-- Entries supplied --

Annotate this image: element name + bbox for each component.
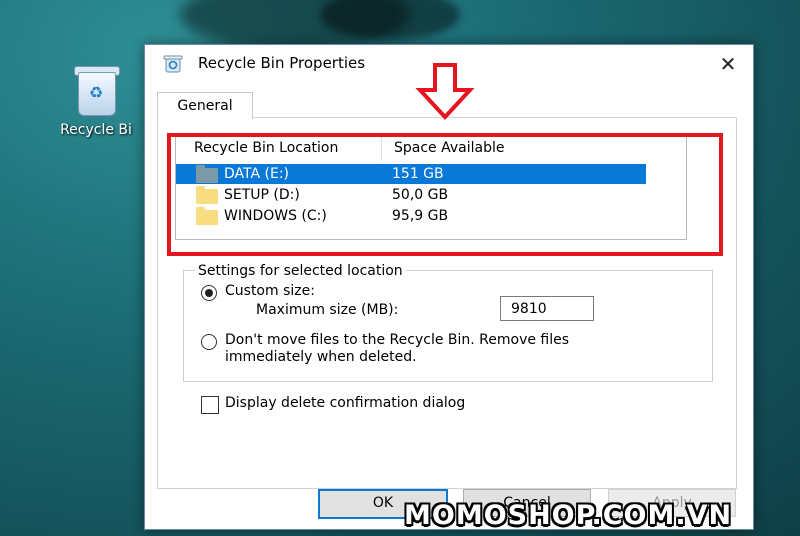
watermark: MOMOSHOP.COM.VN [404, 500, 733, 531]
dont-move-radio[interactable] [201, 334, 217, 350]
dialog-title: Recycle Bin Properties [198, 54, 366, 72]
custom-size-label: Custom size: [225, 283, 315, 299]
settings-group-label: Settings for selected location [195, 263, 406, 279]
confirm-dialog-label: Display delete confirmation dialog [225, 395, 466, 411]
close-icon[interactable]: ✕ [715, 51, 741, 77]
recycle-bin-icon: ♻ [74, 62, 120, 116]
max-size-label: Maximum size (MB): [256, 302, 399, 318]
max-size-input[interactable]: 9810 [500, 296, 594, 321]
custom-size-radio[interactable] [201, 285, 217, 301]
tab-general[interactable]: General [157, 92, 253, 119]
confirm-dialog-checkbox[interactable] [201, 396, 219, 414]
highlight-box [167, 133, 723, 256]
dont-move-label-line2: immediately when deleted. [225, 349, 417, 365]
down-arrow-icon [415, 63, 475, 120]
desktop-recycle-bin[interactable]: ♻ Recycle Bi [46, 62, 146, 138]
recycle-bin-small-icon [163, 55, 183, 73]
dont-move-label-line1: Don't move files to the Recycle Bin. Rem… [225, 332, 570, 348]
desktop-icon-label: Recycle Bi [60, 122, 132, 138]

-- Goal --
Can you write out the listing above word for word, omitting the picture?

-- Correct response --
Annotate this image: element name + bbox for each component.
watermark: MOMOSHOP.COM.VN [404, 500, 733, 531]
dont-move-radio[interactable] [201, 334, 217, 350]
dialog-title: Recycle Bin Properties [198, 54, 366, 72]
custom-size-label: Custom size: [225, 283, 315, 299]
settings-group-label: Settings for selected location [195, 263, 406, 279]
confirm-dialog-label: Display delete confirmation dialog [225, 395, 466, 411]
close-icon[interactable]: ✕ [715, 51, 741, 77]
recycle-bin-icon: ♻ [74, 62, 120, 116]
max-size-label: Maximum size (MB): [256, 302, 399, 318]
max-size-input[interactable]: 9810 [500, 296, 594, 321]
custom-size-radio[interactable] [201, 285, 217, 301]
tab-general[interactable]: General [157, 92, 253, 119]
confirm-dialog-checkbox[interactable] [201, 396, 219, 414]
highlight-box [167, 133, 723, 256]
dont-move-label-line2: immediately when deleted. [225, 349, 417, 365]
down-arrow-icon [415, 63, 475, 120]
desktop-recycle-bin[interactable]: ♻ Recycle Bi [46, 62, 146, 138]
recycle-bin-small-icon [163, 55, 183, 73]
dont-move-label-line1: Don't move files to the Recycle Bin. Rem… [225, 332, 570, 348]
desktop-icon-label: Recycle Bi [60, 122, 132, 138]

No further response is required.